• AIM OF THE TASK
How many lines in these records hold the string "views"? Reply with the number alone.

• RECORDS FOR THIS TASK
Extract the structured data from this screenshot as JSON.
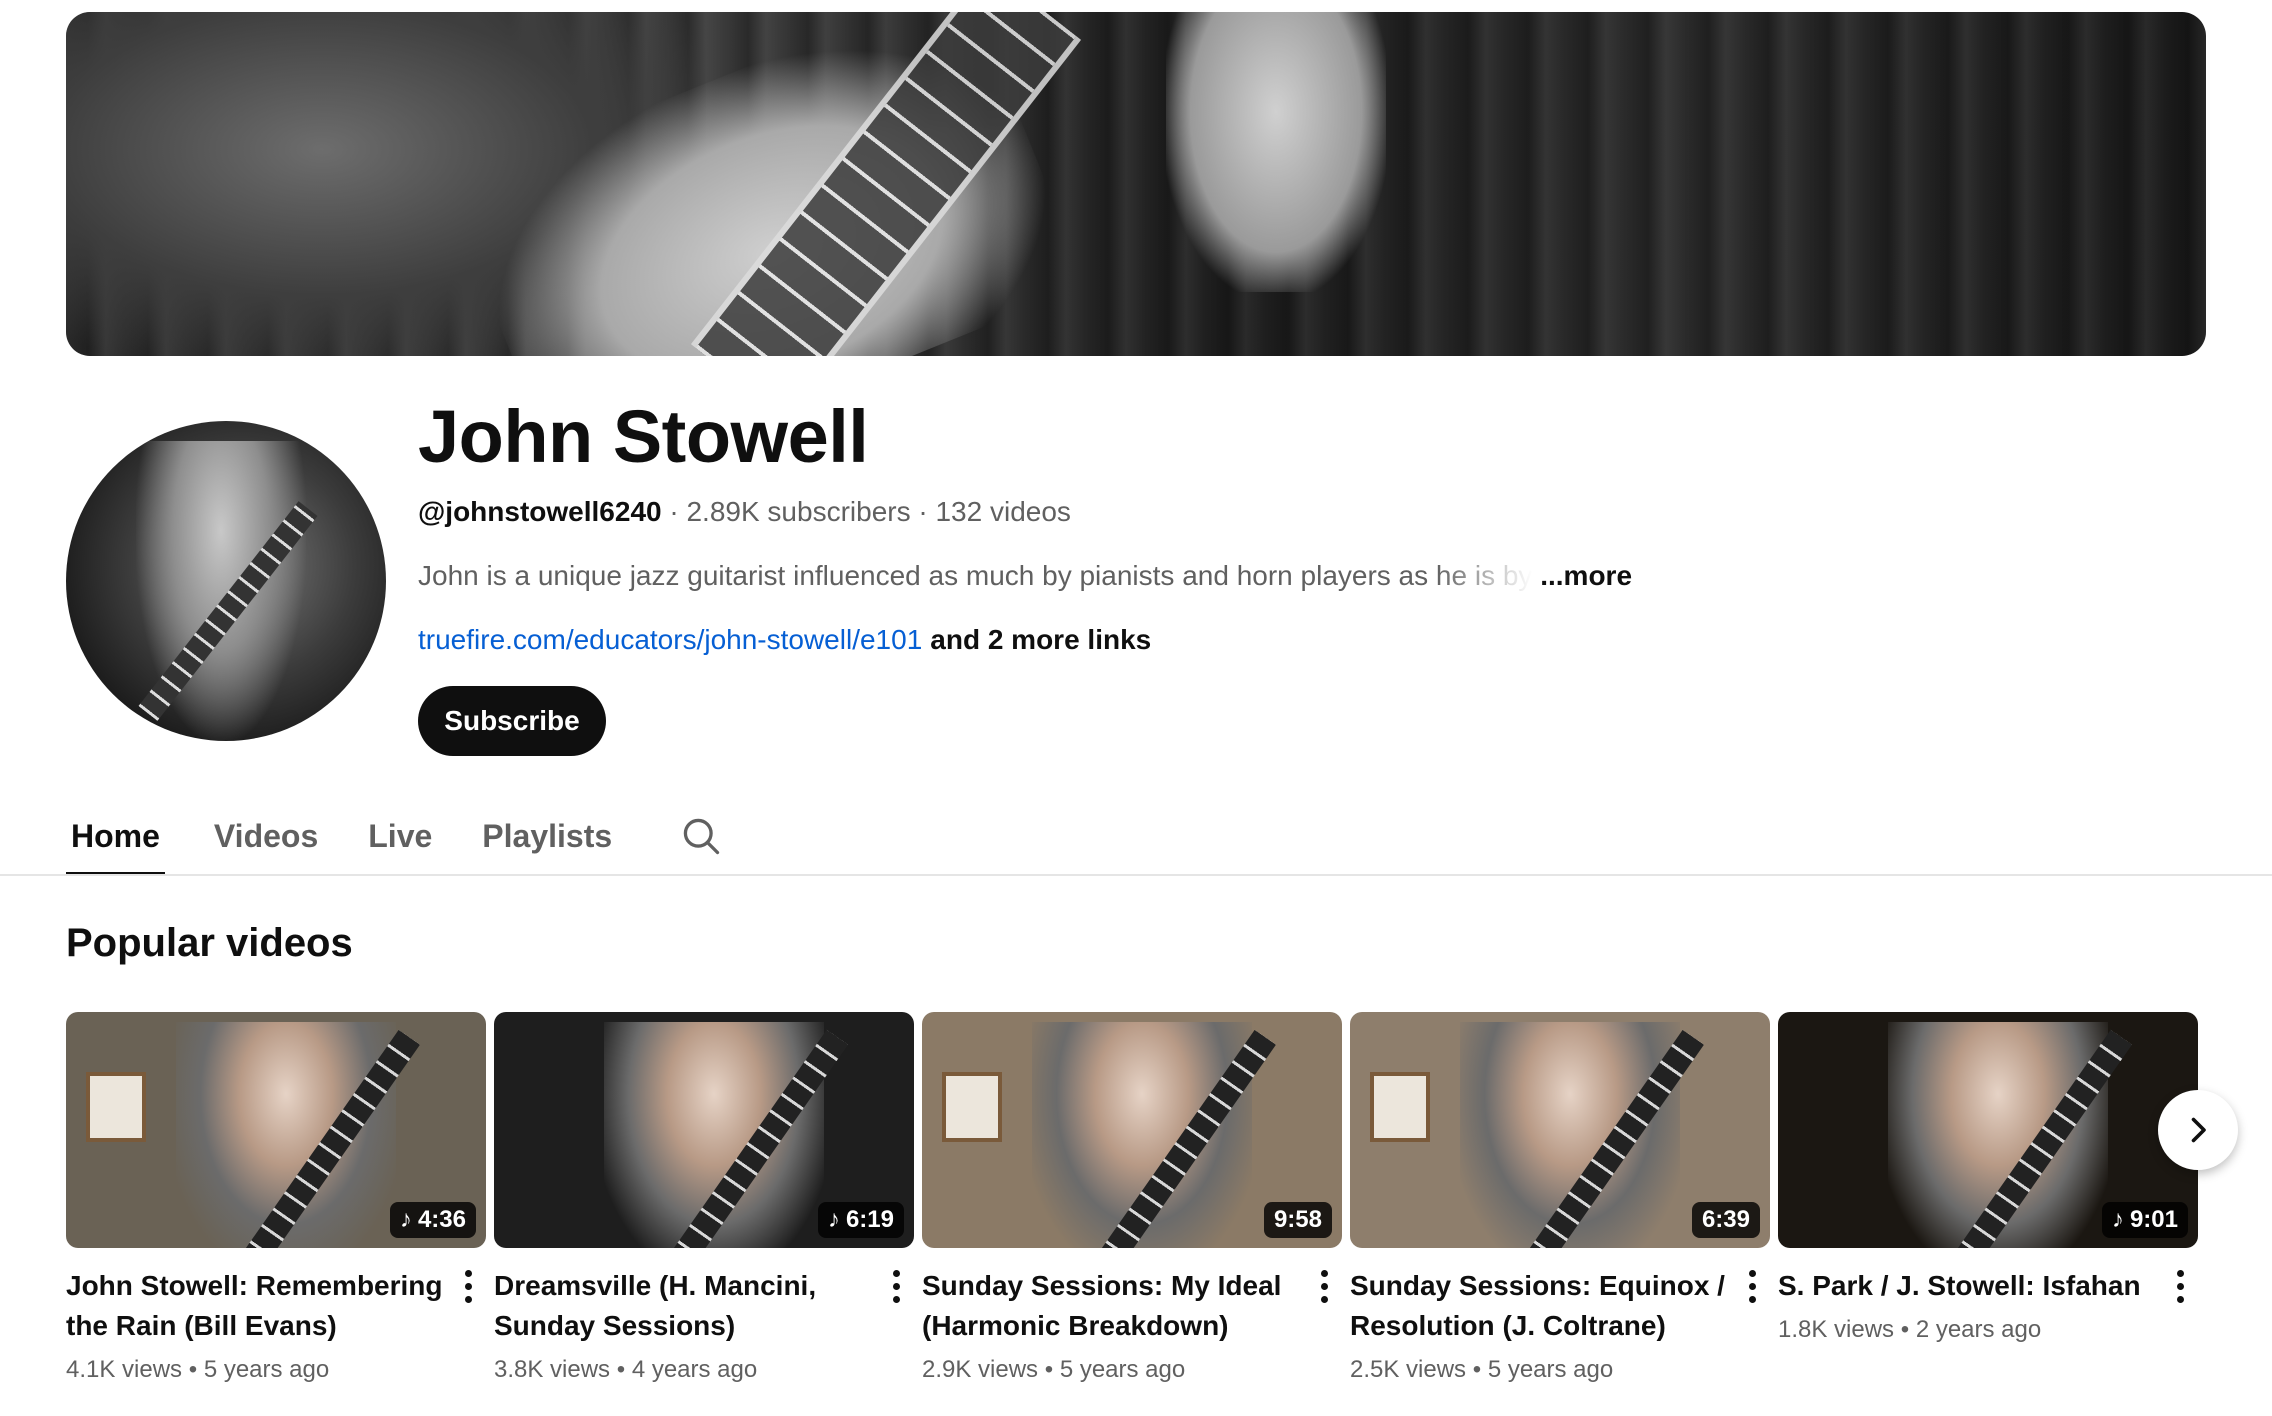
{
  "channel": {
    "name": "John Stowell",
    "handle": "@johnstowell6240",
    "subscribers": "2.89K subscribers",
    "videos_count": "132 videos",
    "separator": " · ",
    "description_visible": "John is a unique jazz guitarist influenced as much by pianists and horn players as ",
    "description_faded": "he is by",
    "more_label": "...more",
    "link": "truefire.com/educators/john-stowell/e101",
    "more_links": "and 2 more links",
    "subscribe_label": "Subscribe"
  },
  "tabs": [
    {
      "label": "Home",
      "active": true
    },
    {
      "label": "Videos",
      "active": false
    },
    {
      "label": "Live",
      "active": false
    },
    {
      "label": "Playlists",
      "active": false
    }
  ],
  "section": {
    "title": "Popular videos"
  },
  "videos": [
    {
      "title": "John Stowell: Remembering the Rain (Bill Evans)",
      "duration": "4:36",
      "music": true,
      "views": "4.1K views",
      "age": "5 years ago",
      "bg": "#6a6255"
    },
    {
      "title": "Dreamsville (H. Mancini, Sunday Sessions)",
      "duration": "6:19",
      "music": true,
      "views": "3.8K views",
      "age": "4 years ago",
      "bg": "#1e1e1e"
    },
    {
      "title": "Sunday Sessions: My Ideal (Harmonic Breakdown)",
      "duration": "9:58",
      "music": false,
      "views": "2.9K views",
      "age": "5 years ago",
      "bg": "#8b7a66"
    },
    {
      "title": "Sunday Sessions: Equinox / Resolution (J. Coltrane)",
      "duration": "6:39",
      "music": false,
      "views": "2.5K views",
      "age": "5 years ago",
      "bg": "#8e7e6c"
    },
    {
      "title": "S. Park / J. Stowell: Isfahan",
      "duration": "9:01",
      "music": true,
      "views": "1.8K views",
      "age": "2 years ago",
      "bg": "#1b1712"
    }
  ],
  "stats_separator": " • "
}
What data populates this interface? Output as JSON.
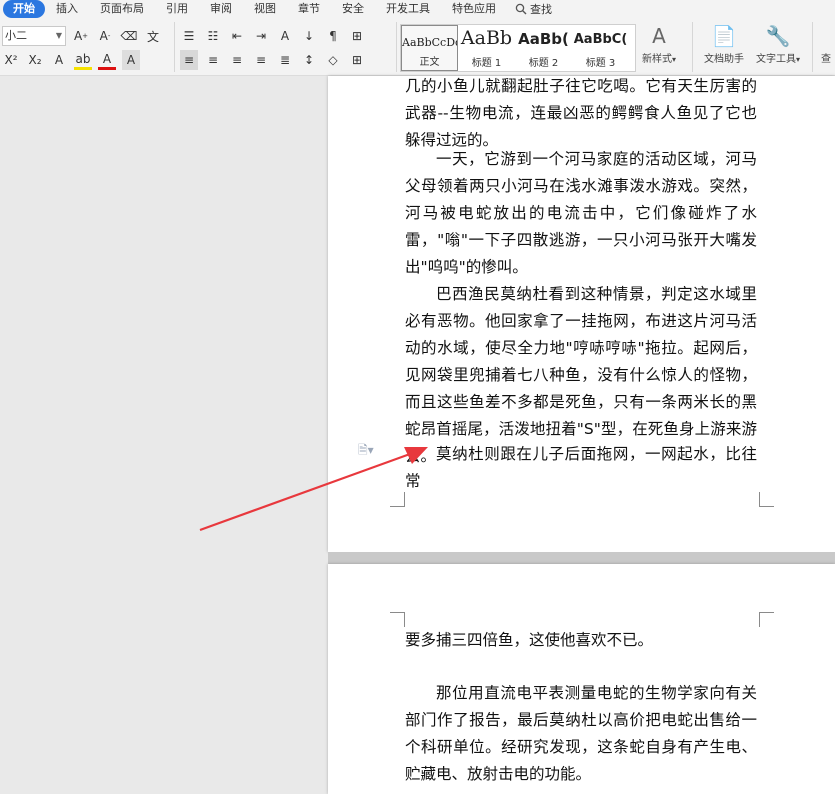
{
  "menu": {
    "items": [
      "开始",
      "插入",
      "页面布局",
      "引用",
      "审阅",
      "视图",
      "章节",
      "安全",
      "开发工具",
      "特色应用"
    ],
    "search_label": "查找"
  },
  "ribbon": {
    "font_size": "小二",
    "styles": [
      {
        "sample": "AaBbCcDd",
        "label": "正文"
      },
      {
        "sample": "AaBb",
        "label": "标题 1"
      },
      {
        "sample": "AaBb(",
        "label": "标题 2"
      },
      {
        "sample": "AaBbC(",
        "label": "标题 3"
      }
    ],
    "new_style_label": "新样式",
    "doc_assistant_label": "文档助手",
    "text_tools_label": "文字工具",
    "overflow_label": "查"
  },
  "document": {
    "page1_paragraphs": [
      "几的小鱼儿就翻起肚子往它吃喝。它有天生厉害的武器--生物电流，连最凶恶的鳄鳄食人鱼见了它也躲得过远的。",
      "一天，它游到一个河马家庭的活动区域，河马父母领着两只小河马在浅水滩事泼水游戏。突然，河马被电蛇放出的电流击中，它们像碰炸了水雷，\"嗡\"一下子四散逃游，一只小河马张开大嘴发出\"呜呜\"的惨叫。",
      "巴西渔民莫纳杜看到这种情景，判定这水域里必有恶物。他回家拿了一挂拖网，布进这片河马活动的水域，使尽全力地\"哼哧哼哧\"拖拉。起网后，见网袋里兜捕着七八种鱼，没有什么惊人的怪物，而且这些鱼差不多都是死鱼，只有一条两米长的黑蛇昂首摇尾，活泼地扭着\"S\"型，在死鱼身上游来游去。",
      "莫纳杜则跟在儿子后面拖网，一网起水，比往常"
    ],
    "page2_paragraphs": [
      "要多捕三四倍鱼，这使他喜欢不已。",
      "那位用直流电平表测量电蛇的生物学家向有关部门作了报告，最后莫纳杜以高价把电蛇出售给一个科研单位。经研究发现，这条蛇自身有产生电、贮藏电、放射击电的功能。"
    ]
  },
  "colors": {
    "accent": "#2b77e0",
    "arrow": "#e8383d"
  }
}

• SOLUTION FOR THIS PROBLEM
5